** Begin **
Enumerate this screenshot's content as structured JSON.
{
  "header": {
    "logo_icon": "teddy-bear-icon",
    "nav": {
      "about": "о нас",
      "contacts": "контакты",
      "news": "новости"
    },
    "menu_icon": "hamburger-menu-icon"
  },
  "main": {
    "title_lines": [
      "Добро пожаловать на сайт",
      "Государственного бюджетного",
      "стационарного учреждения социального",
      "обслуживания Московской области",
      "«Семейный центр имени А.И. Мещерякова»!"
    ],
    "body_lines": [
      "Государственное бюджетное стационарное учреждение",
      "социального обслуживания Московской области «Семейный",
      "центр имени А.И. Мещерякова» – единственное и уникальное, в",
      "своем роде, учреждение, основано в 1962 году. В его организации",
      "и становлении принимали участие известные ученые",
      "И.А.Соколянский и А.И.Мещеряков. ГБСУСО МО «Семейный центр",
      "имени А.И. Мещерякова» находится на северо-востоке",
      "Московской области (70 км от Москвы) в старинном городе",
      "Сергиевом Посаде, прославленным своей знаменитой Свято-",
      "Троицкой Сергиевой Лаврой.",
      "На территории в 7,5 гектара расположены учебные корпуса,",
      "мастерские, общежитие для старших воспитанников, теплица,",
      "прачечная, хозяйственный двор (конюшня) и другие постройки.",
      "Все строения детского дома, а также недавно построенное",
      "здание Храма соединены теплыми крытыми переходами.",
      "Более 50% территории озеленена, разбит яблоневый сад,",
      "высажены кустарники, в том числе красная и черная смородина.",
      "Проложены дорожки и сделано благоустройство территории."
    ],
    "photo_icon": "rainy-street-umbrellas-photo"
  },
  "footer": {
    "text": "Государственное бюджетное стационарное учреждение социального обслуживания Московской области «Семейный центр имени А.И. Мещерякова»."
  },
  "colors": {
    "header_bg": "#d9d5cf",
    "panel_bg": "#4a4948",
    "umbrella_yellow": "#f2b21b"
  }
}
** End **
**WHAT YOU ARE ASKED TO DO:** Check each line above for the word "Московской", and copy the lines where it appears.

**RESPONSE:**
      "обслуживания Московской области",
      "социального обслуживания Московской области «Семейный",
      "Московской области (70 км от Москвы) в старинном городе",
    "text": "Государственное бюджетное стационарное учреждение социального обслуживания Московской области «Семейный центр имени А.И. Мещерякова»."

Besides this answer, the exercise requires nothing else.